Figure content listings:
——

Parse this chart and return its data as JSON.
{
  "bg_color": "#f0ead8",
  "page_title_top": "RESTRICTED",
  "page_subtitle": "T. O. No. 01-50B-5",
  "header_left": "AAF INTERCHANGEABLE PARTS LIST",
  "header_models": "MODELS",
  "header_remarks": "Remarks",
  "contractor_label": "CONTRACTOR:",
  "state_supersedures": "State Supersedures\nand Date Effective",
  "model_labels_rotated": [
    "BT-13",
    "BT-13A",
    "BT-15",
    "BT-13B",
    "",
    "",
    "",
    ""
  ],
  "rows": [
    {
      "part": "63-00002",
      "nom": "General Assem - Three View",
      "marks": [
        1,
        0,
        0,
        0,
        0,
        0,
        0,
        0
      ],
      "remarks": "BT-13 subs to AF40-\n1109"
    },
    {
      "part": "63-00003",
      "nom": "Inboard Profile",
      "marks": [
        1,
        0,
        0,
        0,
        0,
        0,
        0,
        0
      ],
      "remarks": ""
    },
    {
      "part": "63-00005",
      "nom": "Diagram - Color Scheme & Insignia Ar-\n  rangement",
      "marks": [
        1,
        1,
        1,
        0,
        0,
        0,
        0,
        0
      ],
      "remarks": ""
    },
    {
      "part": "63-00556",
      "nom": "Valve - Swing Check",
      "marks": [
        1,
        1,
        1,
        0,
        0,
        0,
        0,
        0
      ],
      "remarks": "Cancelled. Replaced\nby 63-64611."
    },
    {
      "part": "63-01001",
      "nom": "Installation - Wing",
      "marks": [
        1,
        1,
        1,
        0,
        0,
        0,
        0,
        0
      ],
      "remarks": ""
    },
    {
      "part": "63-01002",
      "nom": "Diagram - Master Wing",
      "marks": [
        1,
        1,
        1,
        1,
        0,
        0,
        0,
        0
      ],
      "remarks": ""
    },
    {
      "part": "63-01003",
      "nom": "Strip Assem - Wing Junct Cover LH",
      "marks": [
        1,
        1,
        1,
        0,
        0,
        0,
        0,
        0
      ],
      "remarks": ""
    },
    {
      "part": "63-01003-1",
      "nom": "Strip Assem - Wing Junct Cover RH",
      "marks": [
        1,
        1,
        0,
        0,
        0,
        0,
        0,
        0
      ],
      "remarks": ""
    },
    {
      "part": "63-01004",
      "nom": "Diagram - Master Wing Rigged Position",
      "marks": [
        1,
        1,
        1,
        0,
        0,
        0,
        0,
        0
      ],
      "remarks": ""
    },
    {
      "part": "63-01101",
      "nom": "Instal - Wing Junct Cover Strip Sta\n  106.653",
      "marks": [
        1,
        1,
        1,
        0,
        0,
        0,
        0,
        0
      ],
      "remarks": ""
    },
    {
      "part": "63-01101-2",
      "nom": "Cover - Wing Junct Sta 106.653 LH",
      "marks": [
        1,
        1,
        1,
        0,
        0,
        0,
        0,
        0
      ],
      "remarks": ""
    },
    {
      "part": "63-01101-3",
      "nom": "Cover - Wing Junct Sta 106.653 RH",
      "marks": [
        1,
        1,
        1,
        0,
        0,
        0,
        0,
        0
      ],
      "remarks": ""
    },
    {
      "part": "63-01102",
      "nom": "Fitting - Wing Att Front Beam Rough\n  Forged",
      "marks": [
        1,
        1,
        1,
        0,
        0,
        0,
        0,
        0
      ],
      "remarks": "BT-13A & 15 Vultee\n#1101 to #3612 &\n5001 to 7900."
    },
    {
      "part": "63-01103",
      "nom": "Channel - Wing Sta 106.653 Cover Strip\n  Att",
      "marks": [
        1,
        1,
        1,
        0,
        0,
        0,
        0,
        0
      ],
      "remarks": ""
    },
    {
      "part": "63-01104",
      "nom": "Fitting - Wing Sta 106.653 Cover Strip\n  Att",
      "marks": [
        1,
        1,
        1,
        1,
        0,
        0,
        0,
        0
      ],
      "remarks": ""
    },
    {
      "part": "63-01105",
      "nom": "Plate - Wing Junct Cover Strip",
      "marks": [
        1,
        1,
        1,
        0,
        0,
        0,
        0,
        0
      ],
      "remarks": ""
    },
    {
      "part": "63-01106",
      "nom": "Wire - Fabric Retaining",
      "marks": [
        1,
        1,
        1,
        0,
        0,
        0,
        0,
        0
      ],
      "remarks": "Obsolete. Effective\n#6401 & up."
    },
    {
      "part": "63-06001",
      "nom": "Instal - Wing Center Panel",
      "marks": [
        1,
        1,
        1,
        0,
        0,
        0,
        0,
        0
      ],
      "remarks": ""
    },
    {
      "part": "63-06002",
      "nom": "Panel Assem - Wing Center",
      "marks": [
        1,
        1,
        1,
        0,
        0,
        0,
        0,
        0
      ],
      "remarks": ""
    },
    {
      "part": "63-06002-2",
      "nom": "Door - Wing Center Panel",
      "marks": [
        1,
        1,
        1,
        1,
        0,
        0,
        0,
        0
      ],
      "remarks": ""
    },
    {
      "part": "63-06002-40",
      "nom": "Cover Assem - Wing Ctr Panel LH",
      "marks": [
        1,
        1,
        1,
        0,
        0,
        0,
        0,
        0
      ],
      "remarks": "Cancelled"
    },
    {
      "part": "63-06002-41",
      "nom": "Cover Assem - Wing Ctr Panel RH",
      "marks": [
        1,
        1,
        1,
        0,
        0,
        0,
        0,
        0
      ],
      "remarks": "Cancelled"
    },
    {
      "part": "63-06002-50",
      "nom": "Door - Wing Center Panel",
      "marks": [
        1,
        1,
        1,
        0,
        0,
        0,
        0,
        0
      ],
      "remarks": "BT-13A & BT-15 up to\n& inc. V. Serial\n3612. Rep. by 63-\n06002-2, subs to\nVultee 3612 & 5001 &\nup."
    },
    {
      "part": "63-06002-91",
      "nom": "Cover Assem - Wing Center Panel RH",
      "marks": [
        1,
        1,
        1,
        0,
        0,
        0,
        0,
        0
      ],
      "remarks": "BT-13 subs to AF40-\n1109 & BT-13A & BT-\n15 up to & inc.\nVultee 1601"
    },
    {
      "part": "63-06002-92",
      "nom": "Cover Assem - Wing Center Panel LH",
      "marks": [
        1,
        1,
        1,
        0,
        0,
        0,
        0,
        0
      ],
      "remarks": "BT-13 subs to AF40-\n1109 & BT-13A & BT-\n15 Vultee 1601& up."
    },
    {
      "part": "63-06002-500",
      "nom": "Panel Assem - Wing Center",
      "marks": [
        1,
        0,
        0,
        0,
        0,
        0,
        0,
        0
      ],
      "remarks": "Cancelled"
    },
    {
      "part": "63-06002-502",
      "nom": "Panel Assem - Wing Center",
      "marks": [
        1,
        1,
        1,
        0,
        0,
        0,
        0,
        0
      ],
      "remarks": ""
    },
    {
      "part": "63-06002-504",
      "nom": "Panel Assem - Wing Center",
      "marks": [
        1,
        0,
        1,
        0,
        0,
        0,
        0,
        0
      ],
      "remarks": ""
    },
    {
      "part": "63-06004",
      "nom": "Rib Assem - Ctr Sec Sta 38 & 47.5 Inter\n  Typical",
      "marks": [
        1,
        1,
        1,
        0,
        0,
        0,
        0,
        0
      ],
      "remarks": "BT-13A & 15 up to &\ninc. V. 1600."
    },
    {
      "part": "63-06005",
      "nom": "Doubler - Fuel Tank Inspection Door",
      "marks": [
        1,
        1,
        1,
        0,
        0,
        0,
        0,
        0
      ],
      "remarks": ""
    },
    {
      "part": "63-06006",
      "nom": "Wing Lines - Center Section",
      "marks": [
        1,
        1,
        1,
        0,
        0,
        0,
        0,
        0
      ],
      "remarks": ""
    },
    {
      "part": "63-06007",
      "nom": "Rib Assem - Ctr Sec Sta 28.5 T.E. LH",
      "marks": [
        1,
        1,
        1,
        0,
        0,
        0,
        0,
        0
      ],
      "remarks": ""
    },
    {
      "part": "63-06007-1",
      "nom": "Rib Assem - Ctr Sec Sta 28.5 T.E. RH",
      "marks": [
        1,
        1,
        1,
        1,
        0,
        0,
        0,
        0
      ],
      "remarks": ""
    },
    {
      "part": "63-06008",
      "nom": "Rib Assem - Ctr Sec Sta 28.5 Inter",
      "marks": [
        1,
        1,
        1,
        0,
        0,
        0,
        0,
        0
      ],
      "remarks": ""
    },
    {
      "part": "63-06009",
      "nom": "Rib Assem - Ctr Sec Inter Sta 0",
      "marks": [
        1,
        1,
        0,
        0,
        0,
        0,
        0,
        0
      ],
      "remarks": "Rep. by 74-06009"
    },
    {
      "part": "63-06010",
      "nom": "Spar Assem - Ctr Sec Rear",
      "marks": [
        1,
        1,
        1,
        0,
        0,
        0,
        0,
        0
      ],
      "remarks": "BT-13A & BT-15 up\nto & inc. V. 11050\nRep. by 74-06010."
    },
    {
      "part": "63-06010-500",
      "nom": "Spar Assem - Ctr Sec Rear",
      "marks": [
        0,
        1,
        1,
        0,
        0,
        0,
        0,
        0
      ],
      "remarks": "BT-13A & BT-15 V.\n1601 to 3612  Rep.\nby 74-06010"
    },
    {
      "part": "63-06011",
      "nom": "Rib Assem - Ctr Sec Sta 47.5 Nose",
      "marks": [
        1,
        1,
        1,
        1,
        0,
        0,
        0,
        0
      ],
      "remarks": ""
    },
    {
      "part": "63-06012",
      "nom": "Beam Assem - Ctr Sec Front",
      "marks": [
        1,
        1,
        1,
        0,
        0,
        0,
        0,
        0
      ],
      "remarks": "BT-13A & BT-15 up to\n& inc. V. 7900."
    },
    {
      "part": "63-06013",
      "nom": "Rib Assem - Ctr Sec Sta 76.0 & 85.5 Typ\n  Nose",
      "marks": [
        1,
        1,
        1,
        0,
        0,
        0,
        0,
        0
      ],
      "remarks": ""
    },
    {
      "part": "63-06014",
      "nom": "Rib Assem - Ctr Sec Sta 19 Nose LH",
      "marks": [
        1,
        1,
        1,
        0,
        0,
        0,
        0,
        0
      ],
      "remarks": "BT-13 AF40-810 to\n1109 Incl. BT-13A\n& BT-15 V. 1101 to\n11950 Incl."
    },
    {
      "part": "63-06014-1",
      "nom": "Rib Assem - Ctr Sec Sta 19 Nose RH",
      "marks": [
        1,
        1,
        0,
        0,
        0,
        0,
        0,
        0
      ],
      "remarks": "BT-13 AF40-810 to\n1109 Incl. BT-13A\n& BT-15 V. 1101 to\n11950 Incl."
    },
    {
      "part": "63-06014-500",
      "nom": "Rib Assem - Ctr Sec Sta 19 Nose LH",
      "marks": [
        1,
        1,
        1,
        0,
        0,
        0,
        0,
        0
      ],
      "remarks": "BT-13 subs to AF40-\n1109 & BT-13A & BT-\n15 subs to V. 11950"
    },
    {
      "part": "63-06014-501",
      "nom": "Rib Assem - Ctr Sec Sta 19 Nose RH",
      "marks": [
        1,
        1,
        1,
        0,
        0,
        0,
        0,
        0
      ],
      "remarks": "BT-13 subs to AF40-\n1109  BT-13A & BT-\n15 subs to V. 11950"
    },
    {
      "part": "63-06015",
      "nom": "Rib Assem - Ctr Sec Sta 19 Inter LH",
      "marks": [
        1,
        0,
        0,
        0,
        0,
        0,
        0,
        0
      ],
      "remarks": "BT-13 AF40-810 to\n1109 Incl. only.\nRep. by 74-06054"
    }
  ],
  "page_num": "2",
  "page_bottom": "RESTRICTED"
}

——

◆ EXERCISE DESCRIPTION:
Look through the data above. Copy every line with the string "RESTRICTED" in it.

◆ SOLUTION FOR THIS PROBLEM:
  "page_title_top": "RESTRICTED",
  "page_bottom": "RESTRICTED"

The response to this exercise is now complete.